Aim - Rewrite the items below with each "Bar" changed to "Column" and nothing else altered. Omit the pictures from your answer.

Element box items:

==*==

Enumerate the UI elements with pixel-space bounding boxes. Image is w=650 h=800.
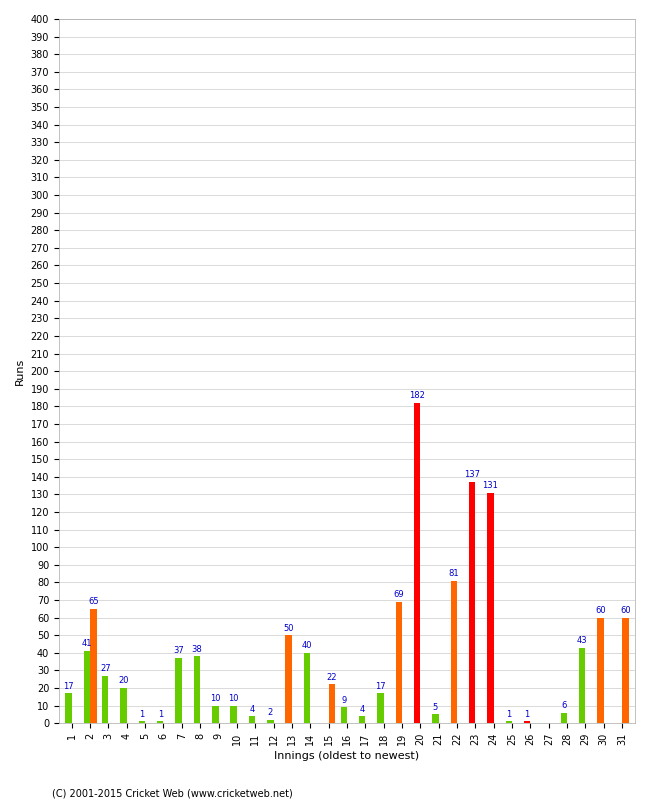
Text: 2: 2	[268, 708, 273, 717]
Bar	[396, 602, 402, 723]
Bar	[304, 653, 310, 723]
Text: 40: 40	[302, 641, 312, 650]
Text: 5: 5	[433, 702, 438, 712]
Bar	[65, 694, 72, 723]
Bar	[450, 581, 457, 723]
Bar	[176, 658, 182, 723]
Bar	[359, 716, 365, 723]
Bar	[120, 688, 127, 723]
Bar	[84, 651, 90, 723]
Text: 1: 1	[158, 710, 163, 719]
Bar	[469, 482, 475, 723]
Bar	[138, 722, 145, 723]
Text: 43: 43	[577, 636, 588, 645]
Bar	[432, 714, 439, 723]
Bar	[212, 706, 218, 723]
Text: 17: 17	[375, 682, 385, 690]
Text: 1: 1	[139, 710, 144, 719]
Bar	[414, 403, 421, 723]
Text: 50: 50	[283, 623, 294, 633]
Text: 4: 4	[359, 705, 365, 714]
Text: 65: 65	[88, 597, 99, 606]
Text: 27: 27	[100, 664, 110, 673]
Bar	[377, 694, 384, 723]
Text: (C) 2001-2015 Cricket Web (www.cricketweb.net): (C) 2001-2015 Cricket Web (www.cricketwe…	[52, 788, 292, 798]
Text: 69: 69	[393, 590, 404, 599]
Bar	[597, 618, 604, 723]
Text: 17: 17	[63, 682, 74, 690]
Bar	[622, 618, 629, 723]
Text: 1: 1	[506, 710, 512, 719]
Bar	[341, 707, 347, 723]
Bar	[157, 722, 164, 723]
Bar	[506, 722, 512, 723]
Text: 9: 9	[341, 696, 346, 705]
Bar	[561, 713, 567, 723]
Text: 37: 37	[174, 646, 184, 655]
Bar	[102, 676, 109, 723]
Bar	[90, 609, 96, 723]
Text: 41: 41	[82, 639, 92, 648]
Bar	[249, 716, 255, 723]
Text: 60: 60	[595, 606, 606, 615]
Text: 10: 10	[228, 694, 239, 703]
Bar	[488, 493, 494, 723]
Bar	[231, 706, 237, 723]
Bar	[579, 647, 586, 723]
Text: 38: 38	[192, 645, 202, 654]
Text: 182: 182	[410, 391, 425, 400]
Text: 60: 60	[620, 606, 630, 615]
Text: 4: 4	[250, 705, 255, 714]
Text: 6: 6	[561, 701, 567, 710]
Text: 137: 137	[464, 470, 480, 479]
Text: 20: 20	[118, 676, 129, 686]
X-axis label: Innings (oldest to newest): Innings (oldest to newest)	[274, 751, 419, 761]
Text: 22: 22	[326, 673, 337, 682]
Text: 81: 81	[448, 569, 459, 578]
Text: 1: 1	[525, 710, 530, 719]
Y-axis label: Runs: Runs	[15, 358, 25, 385]
Bar	[194, 656, 200, 723]
Bar	[329, 685, 335, 723]
Text: 10: 10	[210, 694, 220, 703]
Bar	[285, 635, 292, 723]
Bar	[524, 722, 530, 723]
Text: 131: 131	[482, 481, 499, 490]
Bar	[267, 720, 274, 723]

==*==

Exercise solution -
Enumerate the UI elements with pixel-space bounding boxes. Image is w=650 h=800.
Text: 2: 2	[268, 708, 273, 717]
Column	[396, 602, 402, 723]
Column	[304, 653, 310, 723]
Text: 40: 40	[302, 641, 312, 650]
Text: 5: 5	[433, 702, 438, 712]
Column	[65, 694, 72, 723]
Column	[450, 581, 457, 723]
Column	[176, 658, 182, 723]
Column	[359, 716, 365, 723]
Column	[120, 688, 127, 723]
Column	[84, 651, 90, 723]
Text: 1: 1	[158, 710, 163, 719]
Column	[469, 482, 475, 723]
Column	[138, 722, 145, 723]
Text: 43: 43	[577, 636, 588, 645]
Column	[432, 714, 439, 723]
Column	[212, 706, 218, 723]
Text: 17: 17	[375, 682, 385, 690]
Text: 1: 1	[139, 710, 144, 719]
Column	[414, 403, 421, 723]
Text: 50: 50	[283, 623, 294, 633]
Text: 4: 4	[359, 705, 365, 714]
Text: 65: 65	[88, 597, 99, 606]
Text: 27: 27	[100, 664, 110, 673]
Column	[377, 694, 384, 723]
Text: (C) 2001-2015 Cricket Web (www.cricketweb.net): (C) 2001-2015 Cricket Web (www.cricketwe…	[52, 788, 292, 798]
Text: 69: 69	[393, 590, 404, 599]
Column	[597, 618, 604, 723]
Text: 17: 17	[63, 682, 74, 690]
Column	[622, 618, 629, 723]
Text: 1: 1	[506, 710, 512, 719]
Column	[341, 707, 347, 723]
Column	[157, 722, 164, 723]
Column	[506, 722, 512, 723]
Text: 9: 9	[341, 696, 346, 705]
Column	[561, 713, 567, 723]
Text: 37: 37	[174, 646, 184, 655]
Column	[102, 676, 109, 723]
Column	[90, 609, 96, 723]
Text: 41: 41	[82, 639, 92, 648]
Column	[249, 716, 255, 723]
Text: 60: 60	[595, 606, 606, 615]
Text: 10: 10	[228, 694, 239, 703]
Column	[488, 493, 494, 723]
Column	[231, 706, 237, 723]
Column	[579, 647, 586, 723]
Text: 38: 38	[192, 645, 202, 654]
Text: 182: 182	[410, 391, 425, 400]
Text: 60: 60	[620, 606, 630, 615]
Text: 4: 4	[250, 705, 255, 714]
Text: 6: 6	[561, 701, 567, 710]
Text: 137: 137	[464, 470, 480, 479]
Text: 20: 20	[118, 676, 129, 686]
X-axis label: Innings (oldest to newest): Innings (oldest to newest)	[274, 751, 419, 761]
Text: 22: 22	[326, 673, 337, 682]
Text: 81: 81	[448, 569, 459, 578]
Text: 1: 1	[525, 710, 530, 719]
Y-axis label: Runs: Runs	[15, 358, 25, 385]
Column	[194, 656, 200, 723]
Column	[329, 685, 335, 723]
Text: 10: 10	[210, 694, 220, 703]
Column	[285, 635, 292, 723]
Column	[524, 722, 530, 723]
Text: 131: 131	[482, 481, 499, 490]
Column	[267, 720, 274, 723]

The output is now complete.